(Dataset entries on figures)
══════════
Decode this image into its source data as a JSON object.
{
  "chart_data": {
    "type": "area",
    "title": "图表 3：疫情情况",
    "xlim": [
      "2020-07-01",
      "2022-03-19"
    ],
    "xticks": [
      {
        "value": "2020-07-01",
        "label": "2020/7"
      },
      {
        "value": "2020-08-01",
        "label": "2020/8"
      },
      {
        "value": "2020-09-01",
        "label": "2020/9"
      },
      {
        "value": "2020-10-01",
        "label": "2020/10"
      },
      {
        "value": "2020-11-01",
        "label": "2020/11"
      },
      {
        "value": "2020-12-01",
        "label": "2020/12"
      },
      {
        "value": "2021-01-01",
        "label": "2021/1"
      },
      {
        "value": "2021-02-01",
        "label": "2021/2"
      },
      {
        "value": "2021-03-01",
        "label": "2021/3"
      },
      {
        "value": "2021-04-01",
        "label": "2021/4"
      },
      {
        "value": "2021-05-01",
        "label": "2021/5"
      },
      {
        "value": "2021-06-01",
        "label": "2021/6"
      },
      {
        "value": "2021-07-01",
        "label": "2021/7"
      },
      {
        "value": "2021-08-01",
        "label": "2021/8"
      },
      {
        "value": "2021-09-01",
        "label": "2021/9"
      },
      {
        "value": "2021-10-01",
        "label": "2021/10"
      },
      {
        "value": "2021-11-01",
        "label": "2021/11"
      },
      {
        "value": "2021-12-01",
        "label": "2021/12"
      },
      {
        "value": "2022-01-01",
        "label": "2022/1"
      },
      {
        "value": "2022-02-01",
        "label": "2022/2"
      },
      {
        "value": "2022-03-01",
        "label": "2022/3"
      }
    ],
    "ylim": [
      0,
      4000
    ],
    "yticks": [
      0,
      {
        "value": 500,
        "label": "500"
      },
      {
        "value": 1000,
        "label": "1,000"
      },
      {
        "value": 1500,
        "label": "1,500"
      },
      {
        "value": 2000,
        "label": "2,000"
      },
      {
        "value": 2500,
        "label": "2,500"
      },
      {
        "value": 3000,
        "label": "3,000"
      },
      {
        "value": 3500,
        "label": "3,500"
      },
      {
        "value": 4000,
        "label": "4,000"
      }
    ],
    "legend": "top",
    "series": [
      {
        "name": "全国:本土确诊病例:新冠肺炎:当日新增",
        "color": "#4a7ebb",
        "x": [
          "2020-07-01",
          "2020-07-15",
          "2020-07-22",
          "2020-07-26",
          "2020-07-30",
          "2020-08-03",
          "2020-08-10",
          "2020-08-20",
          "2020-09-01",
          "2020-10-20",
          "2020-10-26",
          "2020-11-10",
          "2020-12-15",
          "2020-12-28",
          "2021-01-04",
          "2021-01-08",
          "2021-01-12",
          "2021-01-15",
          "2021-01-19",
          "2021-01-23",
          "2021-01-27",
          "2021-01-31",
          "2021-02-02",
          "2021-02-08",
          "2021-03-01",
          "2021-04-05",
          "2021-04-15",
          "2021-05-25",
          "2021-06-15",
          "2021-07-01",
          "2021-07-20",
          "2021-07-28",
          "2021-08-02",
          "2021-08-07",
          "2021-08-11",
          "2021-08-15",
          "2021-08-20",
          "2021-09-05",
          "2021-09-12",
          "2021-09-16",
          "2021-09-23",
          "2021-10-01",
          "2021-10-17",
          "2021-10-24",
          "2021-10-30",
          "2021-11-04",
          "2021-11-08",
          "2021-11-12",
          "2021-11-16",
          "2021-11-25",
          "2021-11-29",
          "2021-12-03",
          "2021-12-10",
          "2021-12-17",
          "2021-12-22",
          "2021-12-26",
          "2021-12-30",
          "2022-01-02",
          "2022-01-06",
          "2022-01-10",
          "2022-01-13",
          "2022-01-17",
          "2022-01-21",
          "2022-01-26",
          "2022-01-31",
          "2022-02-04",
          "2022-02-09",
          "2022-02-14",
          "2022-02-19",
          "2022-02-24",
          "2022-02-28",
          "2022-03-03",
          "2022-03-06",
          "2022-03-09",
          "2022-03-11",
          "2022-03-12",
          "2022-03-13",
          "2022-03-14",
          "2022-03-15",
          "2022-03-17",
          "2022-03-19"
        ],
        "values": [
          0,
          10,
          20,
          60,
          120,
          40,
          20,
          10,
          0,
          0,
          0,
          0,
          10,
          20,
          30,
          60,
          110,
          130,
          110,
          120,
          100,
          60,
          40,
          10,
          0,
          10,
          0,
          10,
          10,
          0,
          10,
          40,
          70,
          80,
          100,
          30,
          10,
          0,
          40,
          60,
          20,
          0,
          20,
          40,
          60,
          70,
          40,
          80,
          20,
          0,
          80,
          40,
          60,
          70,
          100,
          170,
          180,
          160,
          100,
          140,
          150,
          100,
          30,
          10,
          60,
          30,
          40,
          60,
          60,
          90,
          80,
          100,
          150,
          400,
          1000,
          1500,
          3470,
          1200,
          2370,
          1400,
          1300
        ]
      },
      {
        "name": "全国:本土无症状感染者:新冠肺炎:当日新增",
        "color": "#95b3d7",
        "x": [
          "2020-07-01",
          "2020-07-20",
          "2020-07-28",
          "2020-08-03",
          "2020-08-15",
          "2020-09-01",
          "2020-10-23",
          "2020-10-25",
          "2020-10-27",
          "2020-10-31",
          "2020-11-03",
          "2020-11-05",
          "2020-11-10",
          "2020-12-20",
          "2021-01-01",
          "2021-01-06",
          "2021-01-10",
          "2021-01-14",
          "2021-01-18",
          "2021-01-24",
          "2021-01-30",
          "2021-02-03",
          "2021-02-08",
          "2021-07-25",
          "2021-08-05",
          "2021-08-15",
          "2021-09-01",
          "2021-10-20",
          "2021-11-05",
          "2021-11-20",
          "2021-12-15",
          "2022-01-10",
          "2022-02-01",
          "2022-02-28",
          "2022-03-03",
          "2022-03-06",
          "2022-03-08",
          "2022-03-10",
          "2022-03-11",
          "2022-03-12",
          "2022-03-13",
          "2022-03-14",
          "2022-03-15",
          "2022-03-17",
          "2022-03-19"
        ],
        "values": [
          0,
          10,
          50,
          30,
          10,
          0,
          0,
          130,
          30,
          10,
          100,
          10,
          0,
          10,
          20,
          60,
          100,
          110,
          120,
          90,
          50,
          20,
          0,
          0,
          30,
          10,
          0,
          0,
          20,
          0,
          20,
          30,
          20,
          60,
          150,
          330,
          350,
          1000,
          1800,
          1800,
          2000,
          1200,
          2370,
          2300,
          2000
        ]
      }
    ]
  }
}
══════════
Task objective → Take the listing above and set it down exactly.

Written answer →
Decode this image into its source data as a JSON object.
{
  "chart_data": {
    "type": "area",
    "title": "图表 3：疫情情况",
    "xlim": [
      "2020-07-01",
      "2022-03-19"
    ],
    "xticks": [
      {
        "value": "2020-07-01",
        "label": "2020/7"
      },
      {
        "value": "2020-08-01",
        "label": "2020/8"
      },
      {
        "value": "2020-09-01",
        "label": "2020/9"
      },
      {
        "value": "2020-10-01",
        "label": "2020/10"
      },
      {
        "value": "2020-11-01",
        "label": "2020/11"
      },
      {
        "value": "2020-12-01",
        "label": "2020/12"
      },
      {
        "value": "2021-01-01",
        "label": "2021/1"
      },
      {
        "value": "2021-02-01",
        "label": "2021/2"
      },
      {
        "value": "2021-03-01",
        "label": "2021/3"
      },
      {
        "value": "2021-04-01",
        "label": "2021/4"
      },
      {
        "value": "2021-05-01",
        "label": "2021/5"
      },
      {
        "value": "2021-06-01",
        "label": "2021/6"
      },
      {
        "value": "2021-07-01",
        "label": "2021/7"
      },
      {
        "value": "2021-08-01",
        "label": "2021/8"
      },
      {
        "value": "2021-09-01",
        "label": "2021/9"
      },
      {
        "value": "2021-10-01",
        "label": "2021/10"
      },
      {
        "value": "2021-11-01",
        "label": "2021/11"
      },
      {
        "value": "2021-12-01",
        "label": "2021/12"
      },
      {
        "value": "2022-01-01",
        "label": "2022/1"
      },
      {
        "value": "2022-02-01",
        "label": "2022/2"
      },
      {
        "value": "2022-03-01",
        "label": "2022/3"
      }
    ],
    "ylim": [
      0,
      4000
    ],
    "yticks": [
      0,
      {
        "value": 500,
        "label": "500"
      },
      {
        "value": 1000,
        "label": "1,000"
      },
      {
        "value": 1500,
        "label": "1,500"
      },
      {
        "value": 2000,
        "label": "2,000"
      },
      {
        "value": 2500,
        "label": "2,500"
      },
      {
        "value": 3000,
        "label": "3,000"
      },
      {
        "value": 3500,
        "label": "3,500"
      },
      {
        "value": 4000,
        "label": "4,000"
      }
    ],
    "legend": "top",
    "series": [
      {
        "name": "全国:本土确诊病例:新冠肺炎:当日新增",
        "color": "#4a7ebb",
        "x": [
          "2020-07-01",
          "2020-07-15",
          "2020-07-22",
          "2020-07-26",
          "2020-07-30",
          "2020-08-03",
          "2020-08-10",
          "2020-08-20",
          "2020-09-01",
          "2020-10-20",
          "2020-10-26",
          "2020-11-10",
          "2020-12-15",
          "2020-12-28",
          "2021-01-04",
          "2021-01-08",
          "2021-01-12",
          "2021-01-15",
          "2021-01-19",
          "2021-01-23",
          "2021-01-27",
          "2021-01-31",
          "2021-02-02",
          "2021-02-08",
          "2021-03-01",
          "2021-04-05",
          "2021-04-15",
          "2021-05-25",
          "2021-06-15",
          "2021-07-01",
          "2021-07-20",
          "2021-07-28",
          "2021-08-02",
          "2021-08-07",
          "2021-08-11",
          "2021-08-15",
          "2021-08-20",
          "2021-09-05",
          "2021-09-12",
          "2021-09-16",
          "2021-09-23",
          "2021-10-01",
          "2021-10-17",
          "2021-10-24",
          "2021-10-30",
          "2021-11-04",
          "2021-11-08",
          "2021-11-12",
          "2021-11-16",
          "2021-11-25",
          "2021-11-29",
          "2021-12-03",
          "2021-12-10",
          "2021-12-17",
          "2021-12-22",
          "2021-12-26",
          "2021-12-30",
          "2022-01-02",
          "2022-01-06",
          "2022-01-10",
          "2022-01-13",
          "2022-01-17",
          "2022-01-21",
          "2022-01-26",
          "2022-01-31",
          "2022-02-04",
          "2022-02-09",
          "2022-02-14",
          "2022-02-19",
          "2022-02-24",
          "2022-02-28",
          "2022-03-03",
          "2022-03-06",
          "2022-03-09",
          "2022-03-11",
          "2022-03-12",
          "2022-03-13",
          "2022-03-14",
          "2022-03-15",
          "2022-03-17",
          "2022-03-19"
        ],
        "values": [
          0,
          10,
          20,
          60,
          120,
          40,
          20,
          10,
          0,
          0,
          0,
          0,
          10,
          20,
          30,
          60,
          110,
          130,
          110,
          120,
          100,
          60,
          40,
          10,
          0,
          10,
          0,
          10,
          10,
          0,
          10,
          40,
          70,
          80,
          100,
          30,
          10,
          0,
          40,
          60,
          20,
          0,
          20,
          40,
          60,
          70,
          40,
          80,
          20,
          0,
          80,
          40,
          60,
          70,
          100,
          170,
          180,
          160,
          100,
          140,
          150,
          100,
          30,
          10,
          60,
          30,
          40,
          60,
          60,
          90,
          80,
          100,
          150,
          400,
          1000,
          1500,
          3470,
          1200,
          2370,
          1400,
          1300
        ]
      },
      {
        "name": "全国:本土无症状感染者:新冠肺炎:当日新增",
        "color": "#95b3d7",
        "x": [
          "2020-07-01",
          "2020-07-20",
          "2020-07-28",
          "2020-08-03",
          "2020-08-15",
          "2020-09-01",
          "2020-10-23",
          "2020-10-25",
          "2020-10-27",
          "2020-10-31",
          "2020-11-03",
          "2020-11-05",
          "2020-11-10",
          "2020-12-20",
          "2021-01-01",
          "2021-01-06",
          "2021-01-10",
          "2021-01-14",
          "2021-01-18",
          "2021-01-24",
          "2021-01-30",
          "2021-02-03",
          "2021-02-08",
          "2021-07-25",
          "2021-08-05",
          "2021-08-15",
          "2021-09-01",
          "2021-10-20",
          "2021-11-05",
          "2021-11-20",
          "2021-12-15",
          "2022-01-10",
          "2022-02-01",
          "2022-02-28",
          "2022-03-03",
          "2022-03-06",
          "2022-03-08",
          "2022-03-10",
          "2022-03-11",
          "2022-03-12",
          "2022-03-13",
          "2022-03-14",
          "2022-03-15",
          "2022-03-17",
          "2022-03-19"
        ],
        "values": [
          0,
          10,
          50,
          30,
          10,
          0,
          0,
          130,
          30,
          10,
          100,
          10,
          0,
          10,
          20,
          60,
          100,
          110,
          120,
          90,
          50,
          20,
          0,
          0,
          30,
          10,
          0,
          0,
          20,
          0,
          20,
          30,
          20,
          60,
          150,
          330,
          350,
          1000,
          1800,
          1800,
          2000,
          1200,
          2370,
          2300,
          2000
        ]
      }
    ]
  }
}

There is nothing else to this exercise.